Your objective —
From the entries that follow, pick out all lines holding "further".

[Start of Input records]

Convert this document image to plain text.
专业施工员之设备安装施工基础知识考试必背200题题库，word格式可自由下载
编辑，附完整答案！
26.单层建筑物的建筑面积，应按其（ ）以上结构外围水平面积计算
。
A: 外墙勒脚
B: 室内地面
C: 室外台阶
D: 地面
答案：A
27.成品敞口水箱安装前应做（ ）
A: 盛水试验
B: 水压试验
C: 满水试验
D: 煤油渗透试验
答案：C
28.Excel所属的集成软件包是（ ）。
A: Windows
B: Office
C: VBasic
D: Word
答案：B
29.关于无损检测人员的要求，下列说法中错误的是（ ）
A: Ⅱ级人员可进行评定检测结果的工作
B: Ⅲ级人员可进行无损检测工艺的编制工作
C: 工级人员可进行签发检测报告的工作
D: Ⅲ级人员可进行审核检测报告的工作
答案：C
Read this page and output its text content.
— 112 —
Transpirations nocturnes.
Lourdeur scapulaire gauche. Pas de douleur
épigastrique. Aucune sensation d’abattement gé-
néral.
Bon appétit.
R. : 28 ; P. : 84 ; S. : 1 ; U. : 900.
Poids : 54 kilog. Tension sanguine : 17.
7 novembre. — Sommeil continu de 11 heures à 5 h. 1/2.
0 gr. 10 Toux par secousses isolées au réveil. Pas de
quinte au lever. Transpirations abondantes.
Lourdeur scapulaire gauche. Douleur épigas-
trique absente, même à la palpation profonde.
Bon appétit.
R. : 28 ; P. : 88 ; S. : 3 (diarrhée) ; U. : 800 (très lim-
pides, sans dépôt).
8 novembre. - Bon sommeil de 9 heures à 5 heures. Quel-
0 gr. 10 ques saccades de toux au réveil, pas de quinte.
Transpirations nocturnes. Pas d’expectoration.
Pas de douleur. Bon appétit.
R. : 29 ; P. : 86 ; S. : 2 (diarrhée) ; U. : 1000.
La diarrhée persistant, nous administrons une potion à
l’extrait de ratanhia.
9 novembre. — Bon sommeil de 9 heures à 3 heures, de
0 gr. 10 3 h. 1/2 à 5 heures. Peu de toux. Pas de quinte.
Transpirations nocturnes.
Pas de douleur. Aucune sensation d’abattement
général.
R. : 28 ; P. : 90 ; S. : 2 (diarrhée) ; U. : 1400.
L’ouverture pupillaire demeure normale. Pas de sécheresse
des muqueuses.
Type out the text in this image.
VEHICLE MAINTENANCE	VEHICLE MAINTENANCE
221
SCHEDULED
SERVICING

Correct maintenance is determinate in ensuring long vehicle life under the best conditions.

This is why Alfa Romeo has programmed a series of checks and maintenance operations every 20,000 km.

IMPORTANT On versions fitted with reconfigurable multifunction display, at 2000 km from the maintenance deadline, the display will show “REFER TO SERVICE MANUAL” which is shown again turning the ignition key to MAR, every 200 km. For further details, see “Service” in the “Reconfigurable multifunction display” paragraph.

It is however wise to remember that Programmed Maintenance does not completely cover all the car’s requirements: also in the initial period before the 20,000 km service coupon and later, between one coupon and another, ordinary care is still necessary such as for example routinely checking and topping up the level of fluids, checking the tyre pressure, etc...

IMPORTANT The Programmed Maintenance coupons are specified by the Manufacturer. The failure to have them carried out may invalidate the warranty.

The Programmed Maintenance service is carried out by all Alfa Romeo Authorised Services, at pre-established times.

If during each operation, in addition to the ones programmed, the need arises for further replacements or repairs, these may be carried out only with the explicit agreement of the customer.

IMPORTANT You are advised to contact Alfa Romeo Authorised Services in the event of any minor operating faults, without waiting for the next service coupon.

[End of Input records]

Task result —
IMPORTANT On versions fitted with reconfigurable multifunction display, at 2000 km from the maintenance deadline, the display will show “REFER TO SERVICE MANUAL” which is shown again turning the ignition key to MAR, every 200 km. For further details, see “Service” in the “Reconfigurable multifunction display” paragraph.
If during each operation, in addition to the ones programmed, the need arises for further replacements or repairs, these may be carried out only with the explicit agreement of the customer.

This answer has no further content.